# [WHAT THE EXERCISE ASKS]
Would you write out the entries below, every one of them, exactly?

BEGIN GIVEN RECORDS

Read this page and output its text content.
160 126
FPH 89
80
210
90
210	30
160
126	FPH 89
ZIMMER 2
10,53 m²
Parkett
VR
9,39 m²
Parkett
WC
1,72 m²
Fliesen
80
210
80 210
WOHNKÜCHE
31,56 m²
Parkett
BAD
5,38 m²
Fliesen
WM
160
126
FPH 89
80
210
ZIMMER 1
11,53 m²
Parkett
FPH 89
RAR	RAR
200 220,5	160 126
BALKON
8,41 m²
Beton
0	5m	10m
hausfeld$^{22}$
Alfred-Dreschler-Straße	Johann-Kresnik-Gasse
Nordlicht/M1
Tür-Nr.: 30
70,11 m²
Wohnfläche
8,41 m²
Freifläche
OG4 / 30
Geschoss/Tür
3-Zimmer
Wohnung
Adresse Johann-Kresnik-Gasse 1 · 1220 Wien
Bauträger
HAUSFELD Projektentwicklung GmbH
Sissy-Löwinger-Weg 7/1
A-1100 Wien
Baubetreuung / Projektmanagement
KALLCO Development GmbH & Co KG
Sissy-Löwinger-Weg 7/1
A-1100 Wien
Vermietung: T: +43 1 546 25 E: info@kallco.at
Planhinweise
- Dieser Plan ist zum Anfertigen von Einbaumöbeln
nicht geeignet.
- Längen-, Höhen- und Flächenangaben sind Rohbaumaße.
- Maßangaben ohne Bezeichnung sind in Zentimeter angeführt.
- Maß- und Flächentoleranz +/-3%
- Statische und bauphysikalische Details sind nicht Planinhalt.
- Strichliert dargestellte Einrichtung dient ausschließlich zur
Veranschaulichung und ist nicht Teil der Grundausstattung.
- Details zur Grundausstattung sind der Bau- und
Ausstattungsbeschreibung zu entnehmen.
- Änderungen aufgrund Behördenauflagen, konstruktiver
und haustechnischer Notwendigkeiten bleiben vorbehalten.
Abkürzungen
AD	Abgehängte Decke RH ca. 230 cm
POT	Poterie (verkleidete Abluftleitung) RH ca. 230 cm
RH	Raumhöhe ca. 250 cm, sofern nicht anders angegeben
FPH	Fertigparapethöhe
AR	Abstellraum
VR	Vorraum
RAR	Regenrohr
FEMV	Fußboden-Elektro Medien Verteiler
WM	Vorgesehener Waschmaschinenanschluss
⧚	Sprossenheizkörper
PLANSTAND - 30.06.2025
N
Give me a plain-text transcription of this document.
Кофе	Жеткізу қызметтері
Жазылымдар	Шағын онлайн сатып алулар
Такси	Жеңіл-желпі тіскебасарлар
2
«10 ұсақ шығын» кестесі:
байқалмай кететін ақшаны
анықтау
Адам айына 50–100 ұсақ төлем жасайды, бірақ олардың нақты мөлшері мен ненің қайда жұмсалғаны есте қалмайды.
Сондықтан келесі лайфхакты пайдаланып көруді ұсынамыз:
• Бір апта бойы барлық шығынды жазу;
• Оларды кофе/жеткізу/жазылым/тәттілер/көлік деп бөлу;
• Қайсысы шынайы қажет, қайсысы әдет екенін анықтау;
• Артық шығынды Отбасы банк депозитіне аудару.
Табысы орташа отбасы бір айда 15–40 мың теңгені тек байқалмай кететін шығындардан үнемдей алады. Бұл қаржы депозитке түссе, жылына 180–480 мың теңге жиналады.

END GIVEN RECORDS

# [TASK SOLUTION]
Read this page and output its text content.
160 126
FPH 89
80
210
90
210	30
160
126	FPH 89
ZIMMER 2
10,53 m²
Parkett
VR
9,39 m²
Parkett
WC
1,72 m²
Fliesen
80
210
80 210
WOHNKÜCHE
31,56 m²
Parkett
BAD
5,38 m²
Fliesen
WM
160
126
FPH 89
80
210
ZIMMER 1
11,53 m²
Parkett
FPH 89
RAR	RAR
200 220,5	160 126
BALKON
8,41 m²
Beton
0	5m	10m
hausfeld$^{22}$
Alfred-Dreschler-Straße	Johann-Kresnik-Gasse
Nordlicht/M1
Tür-Nr.: 30
70,11 m²
Wohnfläche
8,41 m²
Freifläche
OG4 / 30
Geschoss/Tür
3-Zimmer
Wohnung
Adresse Johann-Kresnik-Gasse 1 · 1220 Wien
Bauträger
HAUSFELD Projektentwicklung GmbH
Sissy-Löwinger-Weg 7/1
A-1100 Wien
Baubetreuung / Projektmanagement
KALLCO Development GmbH & Co KG
Sissy-Löwinger-Weg 7/1
A-1100 Wien
Vermietung: T: +43 1 546 25 E: info@kallco.at
Planhinweise
- Dieser Plan ist zum Anfertigen von Einbaumöbeln
nicht geeignet.
- Längen-, Höhen- und Flächenangaben sind Rohbaumaße.
- Maßangaben ohne Bezeichnung sind in Zentimeter angeführt.
- Maß- und Flächentoleranz +/-3%
- Statische und bauphysikalische Details sind nicht Planinhalt.
- Strichliert dargestellte Einrichtung dient ausschließlich zur
Veranschaulichung und ist nicht Teil der Grundausstattung.
- Details zur Grundausstattung sind der Bau- und
Ausstattungsbeschreibung zu entnehmen.
- Änderungen aufgrund Behördenauflagen, konstruktiver
und haustechnischer Notwendigkeiten bleiben vorbehalten.
Abkürzungen
AD	Abgehängte Decke RH ca. 230 cm
POT	Poterie (verkleidete Abluftleitung) RH ca. 230 cm
RH	Raumhöhe ca. 250 cm, sofern nicht anders angegeben
FPH	Fertigparapethöhe
AR	Abstellraum
VR	Vorraum
RAR	Regenrohr
FEMV	Fußboden-Elektro Medien Verteiler
WM	Vorgesehener Waschmaschinenanschluss
⧚	Sprossenheizkörper
PLANSTAND - 30.06.2025
N
Give me a plain-text transcription of this document.
Кофе	Жеткізу қызметтері
Жазылымдар	Шағын онлайн сатып алулар
Такси	Жеңіл-желпі тіскебасарлар
2
«10 ұсақ шығын» кестесі:
байқалмай кететін ақшаны
анықтау
Адам айына 50–100 ұсақ төлем жасайды, бірақ олардың нақты мөлшері мен ненің қайда жұмсалғаны есте қалмайды.
Сондықтан келесі лайфхакты пайдаланып көруді ұсынамыз:
• Бір апта бойы барлық шығынды жазу;
• Оларды кофе/жеткізу/жазылым/тәттілер/көлік деп бөлу;
• Қайсысы шынайы қажет, қайсысы әдет екенін анықтау;
• Артық шығынды Отбасы банк депозитіне аудару.
Табысы орташа отбасы бір айда 15–40 мың теңгені тек байқалмай кететін шығындардан үнемдей алады. Бұл қаржы депозитке түссе, жылына 180–480 мың теңге жиналады.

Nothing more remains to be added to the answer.